* Begin *
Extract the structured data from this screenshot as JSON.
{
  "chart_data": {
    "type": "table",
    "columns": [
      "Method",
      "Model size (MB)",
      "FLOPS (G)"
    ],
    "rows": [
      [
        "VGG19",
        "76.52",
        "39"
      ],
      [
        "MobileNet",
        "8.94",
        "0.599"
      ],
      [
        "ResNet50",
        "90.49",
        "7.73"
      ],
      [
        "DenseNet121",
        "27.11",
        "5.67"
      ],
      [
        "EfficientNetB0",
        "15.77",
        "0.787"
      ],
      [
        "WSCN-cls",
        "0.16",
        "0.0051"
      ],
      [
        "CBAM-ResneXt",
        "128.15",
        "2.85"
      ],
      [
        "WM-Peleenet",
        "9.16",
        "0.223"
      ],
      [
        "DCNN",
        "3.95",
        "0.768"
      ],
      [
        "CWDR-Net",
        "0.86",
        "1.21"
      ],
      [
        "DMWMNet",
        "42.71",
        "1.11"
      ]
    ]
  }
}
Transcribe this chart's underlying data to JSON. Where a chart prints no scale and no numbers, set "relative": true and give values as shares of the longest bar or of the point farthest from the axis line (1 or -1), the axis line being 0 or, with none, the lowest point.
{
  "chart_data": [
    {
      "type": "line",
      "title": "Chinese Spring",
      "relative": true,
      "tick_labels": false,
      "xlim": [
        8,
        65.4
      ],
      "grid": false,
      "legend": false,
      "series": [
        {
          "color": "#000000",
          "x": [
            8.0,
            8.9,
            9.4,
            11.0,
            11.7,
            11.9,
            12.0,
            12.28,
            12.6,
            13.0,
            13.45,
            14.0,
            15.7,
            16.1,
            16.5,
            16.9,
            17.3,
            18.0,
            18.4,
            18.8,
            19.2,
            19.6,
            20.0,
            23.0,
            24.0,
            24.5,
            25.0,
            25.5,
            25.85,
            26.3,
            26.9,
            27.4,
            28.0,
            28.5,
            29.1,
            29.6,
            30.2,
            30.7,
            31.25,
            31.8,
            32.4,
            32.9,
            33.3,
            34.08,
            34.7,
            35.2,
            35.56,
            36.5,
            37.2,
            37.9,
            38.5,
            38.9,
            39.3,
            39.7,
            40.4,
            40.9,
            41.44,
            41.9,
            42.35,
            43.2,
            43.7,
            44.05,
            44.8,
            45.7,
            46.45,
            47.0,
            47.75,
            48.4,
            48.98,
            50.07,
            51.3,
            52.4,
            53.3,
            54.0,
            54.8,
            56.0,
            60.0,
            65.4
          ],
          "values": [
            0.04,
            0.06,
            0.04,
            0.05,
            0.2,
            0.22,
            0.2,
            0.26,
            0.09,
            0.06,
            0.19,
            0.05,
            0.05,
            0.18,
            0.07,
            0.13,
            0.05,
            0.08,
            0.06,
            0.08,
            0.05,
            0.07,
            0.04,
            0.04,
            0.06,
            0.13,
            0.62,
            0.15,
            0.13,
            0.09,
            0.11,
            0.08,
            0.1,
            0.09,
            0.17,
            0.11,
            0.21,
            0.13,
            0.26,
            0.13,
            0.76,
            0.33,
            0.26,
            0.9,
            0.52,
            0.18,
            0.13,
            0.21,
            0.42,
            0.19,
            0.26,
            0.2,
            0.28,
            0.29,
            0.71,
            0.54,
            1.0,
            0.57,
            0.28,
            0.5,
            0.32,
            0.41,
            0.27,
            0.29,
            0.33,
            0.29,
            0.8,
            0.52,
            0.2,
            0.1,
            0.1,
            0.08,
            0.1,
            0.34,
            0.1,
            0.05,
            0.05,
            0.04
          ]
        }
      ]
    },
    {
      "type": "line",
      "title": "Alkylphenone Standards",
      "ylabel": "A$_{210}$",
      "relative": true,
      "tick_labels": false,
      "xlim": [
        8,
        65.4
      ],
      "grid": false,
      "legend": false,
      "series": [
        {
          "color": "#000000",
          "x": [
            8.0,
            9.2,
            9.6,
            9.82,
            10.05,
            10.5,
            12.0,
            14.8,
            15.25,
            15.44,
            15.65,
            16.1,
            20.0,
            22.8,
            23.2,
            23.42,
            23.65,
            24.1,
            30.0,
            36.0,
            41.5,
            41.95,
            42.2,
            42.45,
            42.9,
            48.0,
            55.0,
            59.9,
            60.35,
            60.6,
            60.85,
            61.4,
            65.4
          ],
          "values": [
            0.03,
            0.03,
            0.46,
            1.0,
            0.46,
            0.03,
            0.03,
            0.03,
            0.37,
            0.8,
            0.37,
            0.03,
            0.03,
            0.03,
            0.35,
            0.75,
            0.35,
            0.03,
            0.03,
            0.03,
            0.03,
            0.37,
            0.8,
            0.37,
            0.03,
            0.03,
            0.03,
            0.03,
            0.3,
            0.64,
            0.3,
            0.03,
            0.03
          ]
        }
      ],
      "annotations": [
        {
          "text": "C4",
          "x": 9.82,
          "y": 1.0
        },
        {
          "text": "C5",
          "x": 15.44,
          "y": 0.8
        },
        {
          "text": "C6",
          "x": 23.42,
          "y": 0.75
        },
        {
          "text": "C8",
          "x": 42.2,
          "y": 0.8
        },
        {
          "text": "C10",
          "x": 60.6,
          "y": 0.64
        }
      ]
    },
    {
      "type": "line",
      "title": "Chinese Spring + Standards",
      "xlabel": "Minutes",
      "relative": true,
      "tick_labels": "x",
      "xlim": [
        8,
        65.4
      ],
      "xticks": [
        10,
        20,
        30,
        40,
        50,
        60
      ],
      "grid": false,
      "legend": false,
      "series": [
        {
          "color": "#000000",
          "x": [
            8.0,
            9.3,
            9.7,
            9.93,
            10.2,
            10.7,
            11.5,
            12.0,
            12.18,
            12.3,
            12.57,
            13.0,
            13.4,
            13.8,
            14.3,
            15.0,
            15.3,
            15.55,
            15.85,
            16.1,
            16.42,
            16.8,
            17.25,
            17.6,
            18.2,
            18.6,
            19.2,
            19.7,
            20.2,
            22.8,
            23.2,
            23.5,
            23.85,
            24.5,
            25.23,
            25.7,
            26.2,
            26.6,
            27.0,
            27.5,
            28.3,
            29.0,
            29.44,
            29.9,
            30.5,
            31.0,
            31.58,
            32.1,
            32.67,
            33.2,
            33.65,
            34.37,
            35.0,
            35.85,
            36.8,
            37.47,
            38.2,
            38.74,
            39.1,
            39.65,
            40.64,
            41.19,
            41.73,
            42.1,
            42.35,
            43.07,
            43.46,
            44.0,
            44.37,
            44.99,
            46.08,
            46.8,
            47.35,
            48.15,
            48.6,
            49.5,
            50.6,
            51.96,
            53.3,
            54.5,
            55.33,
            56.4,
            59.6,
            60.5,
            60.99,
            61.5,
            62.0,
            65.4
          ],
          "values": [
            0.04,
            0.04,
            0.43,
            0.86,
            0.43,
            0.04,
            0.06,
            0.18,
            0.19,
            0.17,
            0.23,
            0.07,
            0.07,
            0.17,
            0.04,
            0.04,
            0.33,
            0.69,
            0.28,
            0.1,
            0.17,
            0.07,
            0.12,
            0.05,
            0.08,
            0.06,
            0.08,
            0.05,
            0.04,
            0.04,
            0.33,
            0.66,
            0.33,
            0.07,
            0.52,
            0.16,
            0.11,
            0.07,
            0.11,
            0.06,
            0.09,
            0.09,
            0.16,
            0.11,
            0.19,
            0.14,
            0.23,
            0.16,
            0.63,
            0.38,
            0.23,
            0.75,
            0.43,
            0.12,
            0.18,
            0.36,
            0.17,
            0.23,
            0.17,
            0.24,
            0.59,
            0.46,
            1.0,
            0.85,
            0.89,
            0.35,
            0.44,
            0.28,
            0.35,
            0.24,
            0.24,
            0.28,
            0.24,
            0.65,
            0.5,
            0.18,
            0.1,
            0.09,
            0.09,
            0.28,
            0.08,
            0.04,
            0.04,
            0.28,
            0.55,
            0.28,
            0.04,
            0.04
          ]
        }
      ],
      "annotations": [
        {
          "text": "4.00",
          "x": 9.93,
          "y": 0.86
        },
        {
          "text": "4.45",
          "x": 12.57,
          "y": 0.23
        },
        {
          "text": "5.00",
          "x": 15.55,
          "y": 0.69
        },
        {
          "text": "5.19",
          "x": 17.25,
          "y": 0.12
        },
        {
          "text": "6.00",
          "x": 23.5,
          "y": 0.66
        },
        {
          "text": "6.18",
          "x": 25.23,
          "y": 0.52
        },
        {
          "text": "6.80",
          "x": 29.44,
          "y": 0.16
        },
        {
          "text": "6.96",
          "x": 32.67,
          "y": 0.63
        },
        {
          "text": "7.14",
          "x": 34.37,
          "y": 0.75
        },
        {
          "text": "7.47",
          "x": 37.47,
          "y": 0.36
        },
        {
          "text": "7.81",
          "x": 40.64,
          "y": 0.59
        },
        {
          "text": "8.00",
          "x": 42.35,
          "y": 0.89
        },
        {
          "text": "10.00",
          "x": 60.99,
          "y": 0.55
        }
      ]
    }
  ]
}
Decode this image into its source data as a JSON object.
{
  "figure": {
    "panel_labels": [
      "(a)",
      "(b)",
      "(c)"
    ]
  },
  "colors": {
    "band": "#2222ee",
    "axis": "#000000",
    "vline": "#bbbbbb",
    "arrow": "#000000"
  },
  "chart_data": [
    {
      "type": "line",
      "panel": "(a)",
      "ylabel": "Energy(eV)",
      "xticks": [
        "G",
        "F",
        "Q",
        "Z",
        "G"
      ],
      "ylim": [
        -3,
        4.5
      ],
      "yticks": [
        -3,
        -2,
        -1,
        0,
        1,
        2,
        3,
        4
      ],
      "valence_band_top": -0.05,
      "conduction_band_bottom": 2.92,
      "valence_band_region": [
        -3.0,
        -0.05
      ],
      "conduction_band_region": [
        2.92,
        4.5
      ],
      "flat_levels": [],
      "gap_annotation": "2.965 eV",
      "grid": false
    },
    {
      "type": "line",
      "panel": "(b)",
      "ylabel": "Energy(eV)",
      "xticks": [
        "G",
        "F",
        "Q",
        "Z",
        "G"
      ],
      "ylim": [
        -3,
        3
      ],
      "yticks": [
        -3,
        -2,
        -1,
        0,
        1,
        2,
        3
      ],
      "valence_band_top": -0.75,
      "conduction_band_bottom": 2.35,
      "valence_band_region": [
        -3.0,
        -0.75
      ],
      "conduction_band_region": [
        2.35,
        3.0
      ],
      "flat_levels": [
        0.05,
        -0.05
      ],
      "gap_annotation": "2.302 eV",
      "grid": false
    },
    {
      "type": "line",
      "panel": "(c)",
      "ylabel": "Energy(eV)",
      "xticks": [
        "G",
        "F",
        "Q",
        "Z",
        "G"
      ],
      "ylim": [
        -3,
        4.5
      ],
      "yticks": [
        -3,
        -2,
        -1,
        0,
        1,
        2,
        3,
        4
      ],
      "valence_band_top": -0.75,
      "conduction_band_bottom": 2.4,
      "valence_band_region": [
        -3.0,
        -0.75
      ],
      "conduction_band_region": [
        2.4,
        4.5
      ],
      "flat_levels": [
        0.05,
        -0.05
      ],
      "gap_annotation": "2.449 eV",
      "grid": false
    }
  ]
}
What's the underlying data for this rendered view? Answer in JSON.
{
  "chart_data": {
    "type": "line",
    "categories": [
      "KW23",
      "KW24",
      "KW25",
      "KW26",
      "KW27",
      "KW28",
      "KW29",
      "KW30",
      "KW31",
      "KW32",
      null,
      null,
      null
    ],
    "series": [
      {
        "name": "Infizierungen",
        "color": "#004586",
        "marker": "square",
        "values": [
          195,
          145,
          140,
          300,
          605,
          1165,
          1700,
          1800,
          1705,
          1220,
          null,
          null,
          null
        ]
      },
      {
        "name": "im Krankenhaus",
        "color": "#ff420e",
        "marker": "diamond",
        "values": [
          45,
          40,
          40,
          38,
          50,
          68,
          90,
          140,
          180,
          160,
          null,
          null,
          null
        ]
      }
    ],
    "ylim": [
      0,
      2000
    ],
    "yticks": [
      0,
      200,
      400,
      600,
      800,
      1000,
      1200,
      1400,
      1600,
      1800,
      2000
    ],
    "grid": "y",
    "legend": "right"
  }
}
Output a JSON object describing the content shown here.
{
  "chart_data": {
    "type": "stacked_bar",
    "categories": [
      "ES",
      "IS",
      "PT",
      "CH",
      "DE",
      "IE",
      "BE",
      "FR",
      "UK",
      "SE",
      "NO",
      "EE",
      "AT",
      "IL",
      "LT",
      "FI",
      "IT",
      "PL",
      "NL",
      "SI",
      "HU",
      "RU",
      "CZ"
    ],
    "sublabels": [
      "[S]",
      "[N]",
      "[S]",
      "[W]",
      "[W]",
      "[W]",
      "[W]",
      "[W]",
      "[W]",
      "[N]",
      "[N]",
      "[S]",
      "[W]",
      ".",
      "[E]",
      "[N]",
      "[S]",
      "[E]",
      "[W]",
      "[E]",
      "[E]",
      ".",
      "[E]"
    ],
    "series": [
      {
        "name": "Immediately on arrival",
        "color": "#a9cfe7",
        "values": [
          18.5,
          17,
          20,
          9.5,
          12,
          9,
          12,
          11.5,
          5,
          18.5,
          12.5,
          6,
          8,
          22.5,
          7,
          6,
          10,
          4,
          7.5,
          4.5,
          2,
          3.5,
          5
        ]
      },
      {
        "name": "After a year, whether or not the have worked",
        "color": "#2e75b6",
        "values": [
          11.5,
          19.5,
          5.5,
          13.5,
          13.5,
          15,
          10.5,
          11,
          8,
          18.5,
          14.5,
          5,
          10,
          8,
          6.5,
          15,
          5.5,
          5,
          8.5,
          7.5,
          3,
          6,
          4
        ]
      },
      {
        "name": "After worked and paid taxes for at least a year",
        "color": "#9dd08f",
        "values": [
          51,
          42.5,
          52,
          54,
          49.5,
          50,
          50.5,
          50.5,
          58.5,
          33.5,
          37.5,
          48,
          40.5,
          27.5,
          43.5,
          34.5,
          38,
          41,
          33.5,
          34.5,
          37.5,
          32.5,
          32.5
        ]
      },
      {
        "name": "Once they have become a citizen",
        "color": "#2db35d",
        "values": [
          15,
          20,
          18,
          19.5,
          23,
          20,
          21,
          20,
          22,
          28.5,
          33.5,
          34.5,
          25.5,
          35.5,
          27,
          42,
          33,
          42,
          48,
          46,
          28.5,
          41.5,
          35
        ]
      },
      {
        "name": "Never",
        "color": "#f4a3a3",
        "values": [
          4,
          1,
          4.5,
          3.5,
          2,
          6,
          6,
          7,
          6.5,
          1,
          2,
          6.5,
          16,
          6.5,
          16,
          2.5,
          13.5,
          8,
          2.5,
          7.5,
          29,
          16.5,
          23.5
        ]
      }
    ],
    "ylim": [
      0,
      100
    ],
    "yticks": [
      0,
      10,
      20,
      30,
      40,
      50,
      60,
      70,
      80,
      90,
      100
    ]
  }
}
* End *
Work to complete:
Return all lines containing "have".

Answer to the task:
        "name": "After a year, whether or not the have worked",
        "name": "Once they have become a citizen",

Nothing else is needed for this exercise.